### REQUIREMENTS
Here are some records; quote them exactly, leaving out the pictures.
#####
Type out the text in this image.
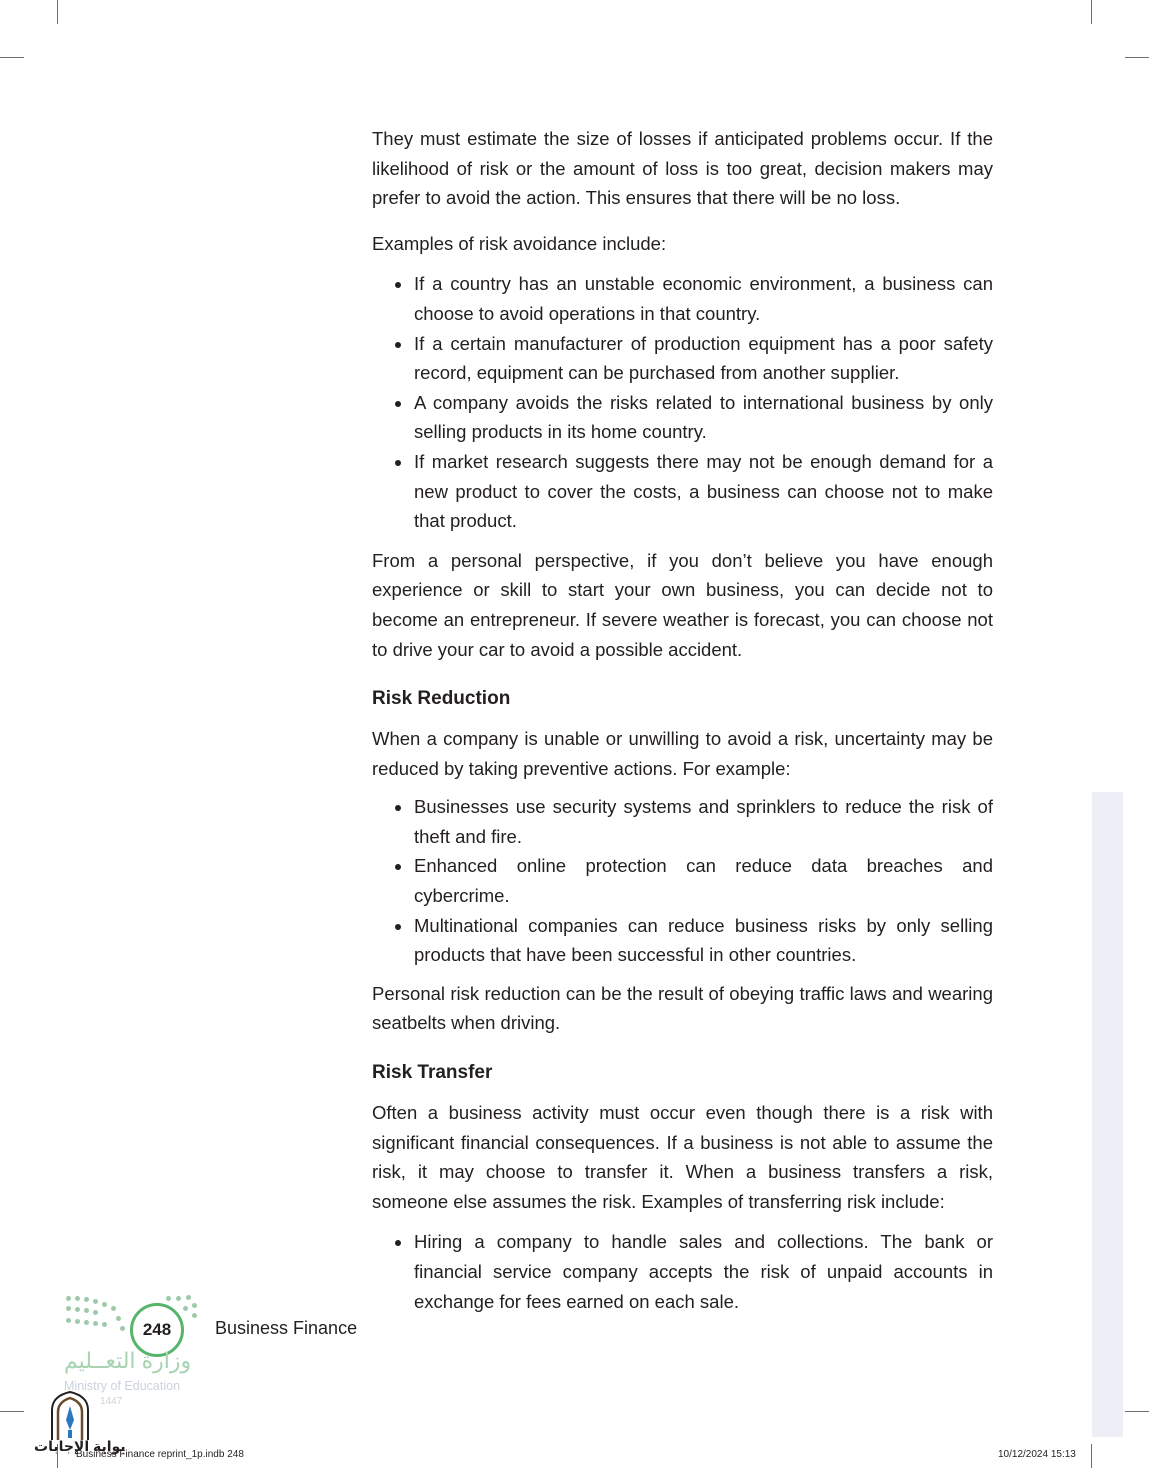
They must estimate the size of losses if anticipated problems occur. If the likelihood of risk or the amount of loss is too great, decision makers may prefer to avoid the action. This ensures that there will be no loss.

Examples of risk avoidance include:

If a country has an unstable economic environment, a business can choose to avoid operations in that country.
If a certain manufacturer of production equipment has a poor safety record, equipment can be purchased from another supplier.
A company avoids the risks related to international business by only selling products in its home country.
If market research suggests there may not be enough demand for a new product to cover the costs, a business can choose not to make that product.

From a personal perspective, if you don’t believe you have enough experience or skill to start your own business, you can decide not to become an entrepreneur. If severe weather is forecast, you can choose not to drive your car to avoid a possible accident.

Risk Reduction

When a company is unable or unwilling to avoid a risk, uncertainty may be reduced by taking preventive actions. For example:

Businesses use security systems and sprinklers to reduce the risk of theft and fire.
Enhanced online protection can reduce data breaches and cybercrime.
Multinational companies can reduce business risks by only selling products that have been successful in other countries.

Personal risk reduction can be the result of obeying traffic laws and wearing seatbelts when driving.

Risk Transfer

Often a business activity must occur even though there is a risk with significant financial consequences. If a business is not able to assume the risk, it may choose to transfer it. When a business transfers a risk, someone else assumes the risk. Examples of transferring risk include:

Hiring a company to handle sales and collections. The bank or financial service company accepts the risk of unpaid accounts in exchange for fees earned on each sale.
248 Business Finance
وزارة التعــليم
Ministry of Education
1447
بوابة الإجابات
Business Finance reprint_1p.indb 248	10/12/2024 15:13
#####
### FINISHED TASK
Type out the text in this image.
They must estimate the size of losses if anticipated problems occur. If the likelihood of risk or the amount of loss is too great, decision makers may prefer to avoid the action. This ensures that there will be no loss.

Examples of risk avoidance include:

If a country has an unstable economic environment, a business can choose to avoid operations in that country.
If a certain manufacturer of production equipment has a poor safety record, equipment can be purchased from another supplier.
A company avoids the risks related to international business by only selling products in its home country.
If market research suggests there may not be enough demand for a new product to cover the costs, a business can choose not to make that product.

From a personal perspective, if you don’t believe you have enough experience or skill to start your own business, you can decide not to become an entrepreneur. If severe weather is forecast, you can choose not to drive your car to avoid a possible accident.

Risk Reduction

When a company is unable or unwilling to avoid a risk, uncertainty may be reduced by taking preventive actions. For example:

Businesses use security systems and sprinklers to reduce the risk of theft and fire.
Enhanced online protection can reduce data breaches and cybercrime.
Multinational companies can reduce business risks by only selling products that have been successful in other countries.

Personal risk reduction can be the result of obeying traffic laws and wearing seatbelts when driving.

Risk Transfer

Often a business activity must occur even though there is a risk with significant financial consequences. If a business is not able to assume the risk, it may choose to transfer it. When a business transfers a risk, someone else assumes the risk. Examples of transferring risk include:

Hiring a company to handle sales and collections. The bank or financial service company accepts the risk of unpaid accounts in exchange for fees earned on each sale.
248 Business Finance
وزارة التعــليم
Ministry of Education
1447
بوابة الإجابات
Business Finance reprint_1p.indb 248	10/12/2024 15:13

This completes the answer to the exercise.